** Yapılacak görevler **
(a) Muvazaa kararında "MAHKEMESİ : Samsun" sözlerinden aşağıda "bildirilmesine karar verilmiştir." sözlerine kadar uzanan her şeyi harfi harfine yazın.
(b) Muvazaa kararındaki "Gelen vekillerin sözlü açıklamaları dinlendi, duruşmanın bittiği bildirildi." cümlesini İngilizceye çevirin.
(c) Muvazaa kararında geçen bütün esas (E.) ve karar (K.) numaralarını sıralayın.

Logo

1. Hukuk Dairesi2023/2438 E. 2025/266 K.

Yapay Zeka Özeti

Uyuşmazlık: Mirasbırakanın sağlığında davalı oğlunun kayınbiraderine yaptığı ve kayınbiraderinin de daha sonra davalıya yaptığı taşınmaz satışının muvazaalı olup olmadığına ilişkin uyuşmazlık.

Gerekçe ve Sonuç: Mirasbırakanın taşınmazını, ölümünden kısa süre önce oğlunun kayınbiraderine düşük bir bedelle satması ve kayınbiraderinin de daha sonra bu taşınmazı yine düşük bir bedelle davalı oğluma satması, satış bedellerinin taşınmazın gerçek değeriyle arasında fahiş fark bulunması, davacının mirasbırakanla görüşmemesine rağmen davalının mirasbırakana bakması gibi olgular muvazaa iddiasını destekler nitelikte görülerek Bölge Adliye Mahkemesi kararının onanmasına karar verilmiştir.

Karar Metni

"İçtihat Metni"

MAHKEMESİ : Samsun Bölge Adliye Mahkemesi 1. Hukuk Dairesi

SAYISI : 2023/526 E., 2023/808 K.

İLK DERECE MAHKEMESİ : Vezirköprü 1. Asliye Hukuk Mahkemesi

SAYISI : 2022/59 E., 2022/269 K.

Bölge Adliye Mahkemesi kararı davalı vekili tarafından duruşma istekli temyiz edilmekle; kesinlik, süre, temyiz şartı ve diğer usul eksiklikler yönünden yapılan ön inceleme sonucunda, 28.01.2025 Salı günü duruşma yapılmasına ve duruşma gününün taraflara davetiye ile bildirilmesine karar verilmiştir.

Belli edilen günde, temyiz eden davalı vekili Avukat ... ile temyiz edilen davacı vekili Avukat ... geldiler. Gelen vekillerin sözlü açıklamaları dinlendi, duruşmanın bittiği bildirildi. Temyiz dilekçesinin kabulüne karar verildikten ve Tetkik Hâkimi tarafından hazırlanan rapor dinlendikten sonra dosyadaki belgeler incelenip gereği düşünüldü:

I. DAVA

Davacı; mirasbırakan babası ...’ün maliki olduğu 210 ada 10 parsel sayılı taşınmazını, önce davalı oğlunun eşi ...’in abisi ...’e satış suretiyle devrettiğini, ...’in de taşınmazı mirasbırakanın ölümünden sonra davalıya satış suretiyle temlik ettiğini, yapılan işlemlerin mirasçıdan mal kaçırma amaçlı ve muvazaalı olduğunu ileri sürerek tapu kaydının iptali ile miras payı oranında adına tesciline, olmadığı takdirde tenkise karar verilmesini istemiştir.

** Veri bölümü **
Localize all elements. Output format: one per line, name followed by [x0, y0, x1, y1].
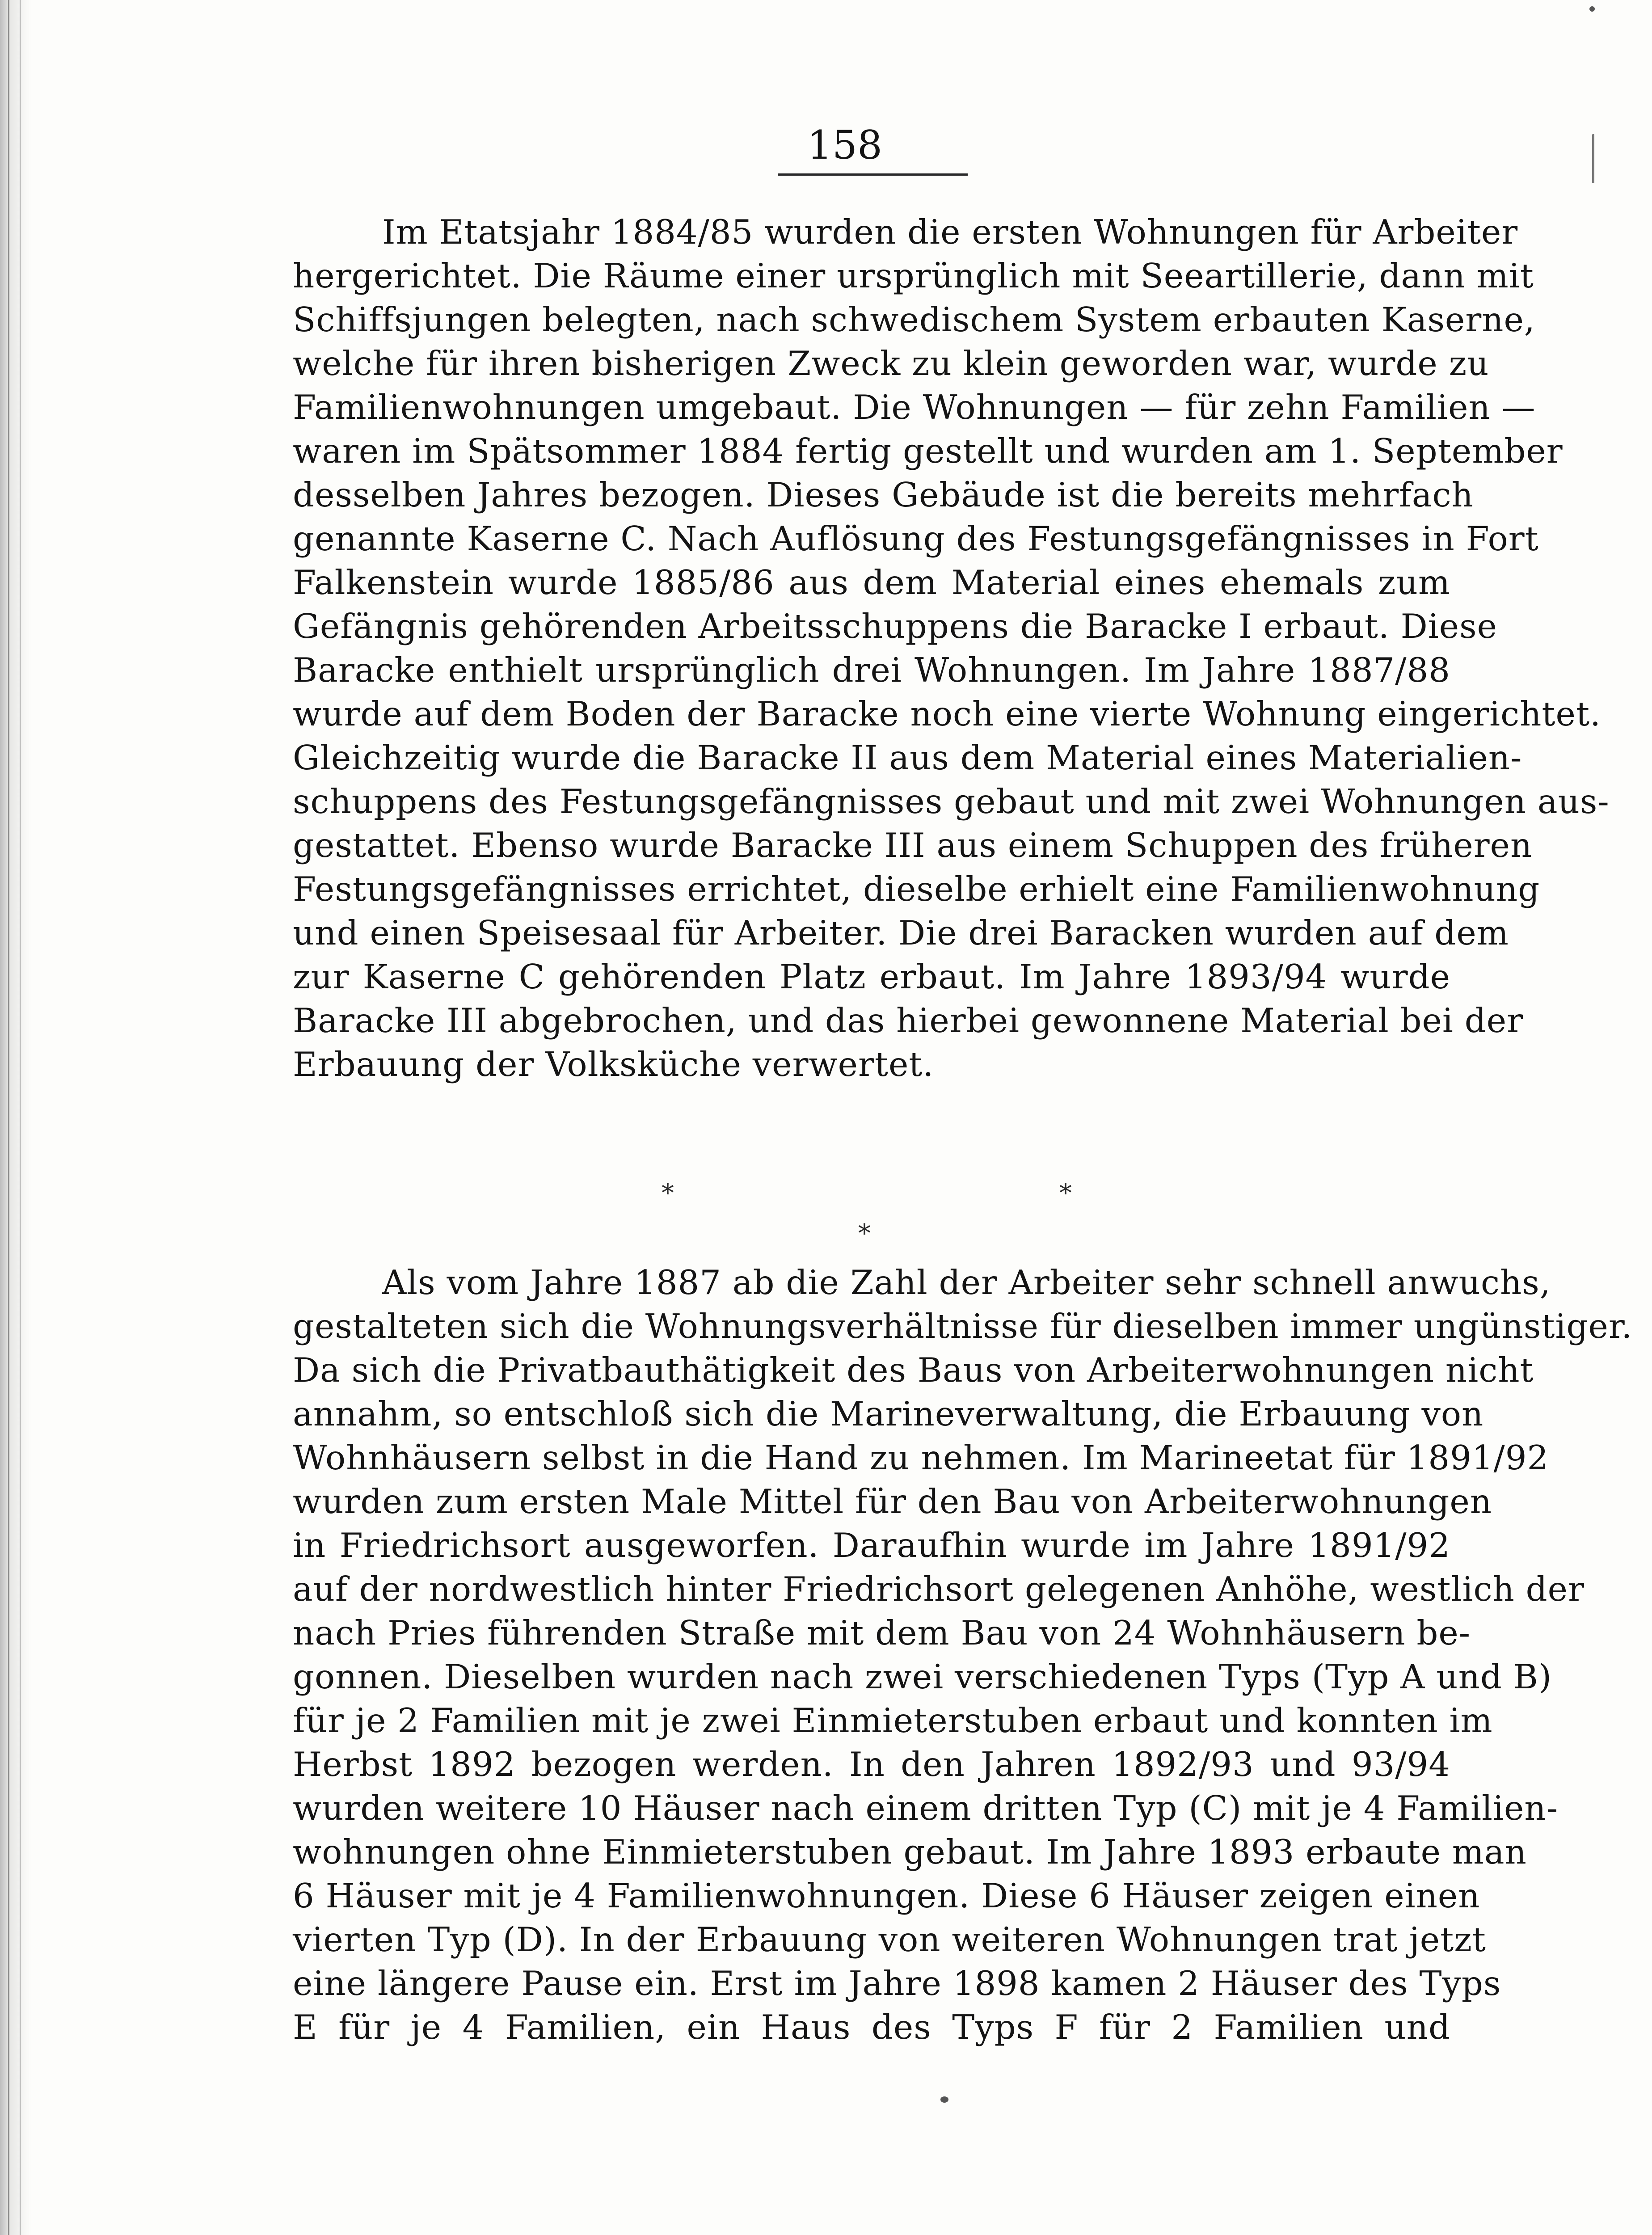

** Çözümler aşağıda **
(a)
MAHKEMESİ : Samsun Bölge Adliye Mahkemesi 1. Hukuk Dairesi

SAYISI : 2023/526 E., 2023/808 K.

İLK DERECE MAHKEMESİ : Vezirköprü 1. Asliye Hukuk Mahkemesi

SAYISI : 2022/59 E., 2022/269 K.

Bölge Adliye Mahkemesi kararı davalı vekili tarafından duruşma istekli temyiz edilmekle; kesinlik, süre, temyiz şartı ve diğer usul eksiklikler yönünden yapılan ön inceleme sonucunda, 28.01.2025 Salı günü duruşma yapılmasına ve duruşma gününün taraflara davetiye ile bildirilmesine karar verilmiştir.

(b) The oral statements of the attorneys who appeared were heard, and the hearing was declared concluded.

(c)
2023/2438 E.
2025/266 K.
2023/526 E.
2023/808 K.
2022/59 E.
2022/269 K.